■ The task
Using the records provided below, locate and copy each line that contains the word "color".

(Records about charts and figures)
** Begin **
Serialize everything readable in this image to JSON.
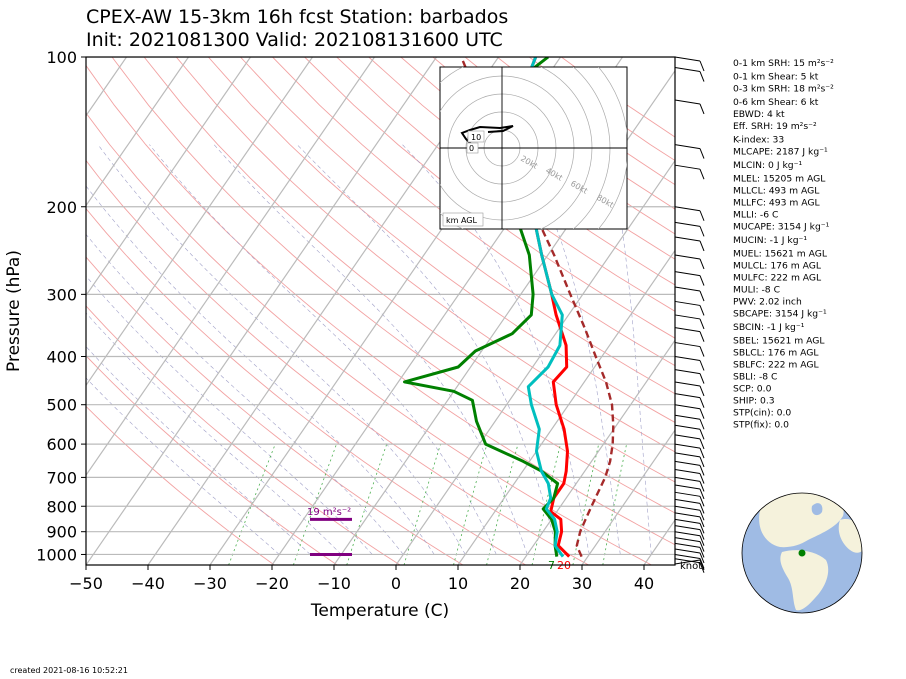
{
  "title_line1": "CPEX-AW 15-3km  16h fcst  Station: barbados",
  "title_line2": "Init: 2021081300  Valid: 202108131600 UTC",
  "footer": "created 2021-08-16 10:52:21",
  "chart_data": {
    "type": "line",
    "xlabel": "Temperature (C)",
    "ylabel": "Pressure (hPa)",
    "xlim": [
      -50,
      45
    ],
    "ylim": [
      1050,
      100
    ],
    "y_scale": "log",
    "xticks": [
      -50,
      -40,
      -30,
      -20,
      -10,
      0,
      10,
      20,
      30,
      40
    ],
    "yticks": [
      100,
      200,
      300,
      400,
      500,
      600,
      700,
      800,
      900,
      1000
    ],
    "skew": "skewed isotherms (Skew-T log-P)",
    "surface_labels": [
      {
        "text": "7",
        "color": "#008000"
      },
      {
        "text": "20",
        "color": "#ff0000"
      }
    ],
    "srh_label": "19 m²s⁻²",
    "series": [
      {
        "key": "temperature",
        "color": "#ff0000",
        "points": [
          [
            1010,
            27
          ],
          [
            960,
            24
          ],
          [
            900,
            23
          ],
          [
            850,
            21.5
          ],
          [
            820,
            19
          ],
          [
            770,
            18
          ],
          [
            720,
            18
          ],
          [
            680,
            17
          ],
          [
            620,
            15
          ],
          [
            560,
            12
          ],
          [
            500,
            8
          ],
          [
            450,
            5
          ],
          [
            420,
            5.5
          ],
          [
            380,
            3
          ],
          [
            330,
            -2
          ],
          [
            300,
            -5
          ],
          [
            250,
            -11
          ],
          [
            200,
            -18
          ],
          [
            150,
            -27
          ],
          [
            130,
            -31
          ],
          [
            110,
            -33
          ],
          [
            100,
            -34
          ]
        ]
      },
      {
        "key": "dewpoint",
        "color": "#008000",
        "points": [
          [
            1010,
            25
          ],
          [
            960,
            23.5
          ],
          [
            900,
            22
          ],
          [
            850,
            20
          ],
          [
            810,
            17.5
          ],
          [
            770,
            18
          ],
          [
            720,
            17
          ],
          [
            680,
            13
          ],
          [
            650,
            9
          ],
          [
            600,
            1
          ],
          [
            540,
            -3
          ],
          [
            490,
            -6
          ],
          [
            470,
            -10
          ],
          [
            450,
            -19
          ],
          [
            420,
            -12
          ],
          [
            390,
            -11
          ],
          [
            360,
            -7
          ],
          [
            330,
            -6
          ],
          [
            300,
            -8
          ],
          [
            250,
            -13
          ],
          [
            200,
            -21
          ],
          [
            160,
            -28
          ],
          [
            130,
            -35
          ],
          [
            110,
            -34
          ],
          [
            100,
            -32
          ]
        ]
      },
      {
        "key": "wetbulb",
        "color": "#00bfbf",
        "points": [
          [
            1010,
            26
          ],
          [
            960,
            23.5
          ],
          [
            900,
            22.3
          ],
          [
            850,
            20.5
          ],
          [
            810,
            18
          ],
          [
            770,
            17.5
          ],
          [
            720,
            15.5
          ],
          [
            680,
            13
          ],
          [
            620,
            10
          ],
          [
            560,
            8
          ],
          [
            500,
            4
          ],
          [
            460,
            1.5
          ],
          [
            420,
            2.5
          ],
          [
            380,
            2
          ],
          [
            330,
            -1
          ],
          [
            300,
            -5
          ],
          [
            250,
            -11
          ],
          [
            200,
            -18
          ],
          [
            150,
            -27
          ],
          [
            130,
            -31
          ],
          [
            110,
            -33
          ],
          [
            100,
            -34
          ]
        ]
      },
      {
        "key": "parcel",
        "color": "#a52a2a",
        "dashed": true,
        "points": [
          [
            1010,
            29
          ],
          [
            960,
            27
          ],
          [
            900,
            26
          ],
          [
            850,
            25.5
          ],
          [
            800,
            25
          ],
          [
            750,
            24.5
          ],
          [
            700,
            24
          ],
          [
            650,
            23
          ],
          [
            600,
            21.5
          ],
          [
            550,
            19.5
          ],
          [
            500,
            17
          ],
          [
            450,
            13.5
          ],
          [
            400,
            9
          ],
          [
            350,
            4
          ],
          [
            300,
            -2
          ],
          [
            250,
            -9
          ],
          [
            200,
            -18
          ],
          [
            150,
            -30
          ],
          [
            120,
            -39
          ],
          [
            100,
            -46
          ]
        ]
      }
    ],
    "srh_bar_pressures": [
      850,
      1000
    ],
    "hodograph": {
      "label": "km AGL",
      "rings": [
        "20kt",
        "40kt",
        "60kt",
        "80kt"
      ],
      "height_labels": [
        "10",
        "0"
      ]
    },
    "wind_label": "knot",
    "indices": [
      {
        "text": "0-1 km SRH: 15 m²s⁻²"
      },
      {
        "text": "0-1 km Shear: 5 kt"
      },
      {
        "text": "0-3 km SRH: 18 m²s⁻²"
      },
      {
        "text": "0-6 km Shear: 6 kt"
      },
      {
        "text": "EBWD: 4 kt"
      },
      {
        "text": "Eff. SRH: 19 m²s⁻²"
      },
      {
        "text": "K-index: 33"
      },
      {
        "text": "MLCAPE: 2187 J kg⁻¹"
      },
      {
        "text": "MLCIN: 0 J kg⁻¹"
      },
      {
        "text": "MLEL: 15205 m AGL"
      },
      {
        "text": "MLLCL: 493 m AGL"
      },
      {
        "text": "MLLFC: 493 m AGL"
      },
      {
        "text": "MLLI: -6 C"
      },
      {
        "text": "MUCAPE: 3154 J kg⁻¹"
      },
      {
        "text": "MUCIN: -1 J kg⁻¹"
      },
      {
        "text": "MUEL: 15621 m AGL"
      },
      {
        "text": "MULCL: 176 m AGL"
      },
      {
        "text": "MULFC: 222 m AGL"
      },
      {
        "text": "MULI: -8 C"
      },
      {
        "text": "PWV: 2.02 inch"
      },
      {
        "text": "SBCAPE: 3154 J kg⁻¹"
      },
      {
        "text": "SBCIN: -1 J kg⁻¹"
      },
      {
        "text": "SBEL: 15621 m AGL"
      },
      {
        "text": "SBLCL: 176 m AGL"
      },
      {
        "text": "SBLFC: 222 m AGL"
      },
      {
        "text": "SBLI: -8 C"
      },
      {
        "text": "SCP: 0.0"
      },
      {
        "text": "SHIP: 0.3"
      },
      {
        "text": "STP(cin): 0.0"
      },
      {
        "text": "STP(fix): 0.0"
      }
    ]
  }
}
** End **
■ Exercise result
        "color": "#008000"
        "color": "#ff0000"
        "color": "#ff0000",
        "color": "#008000",
        "color": "#00bfbf",
        "color": "#a52a2a",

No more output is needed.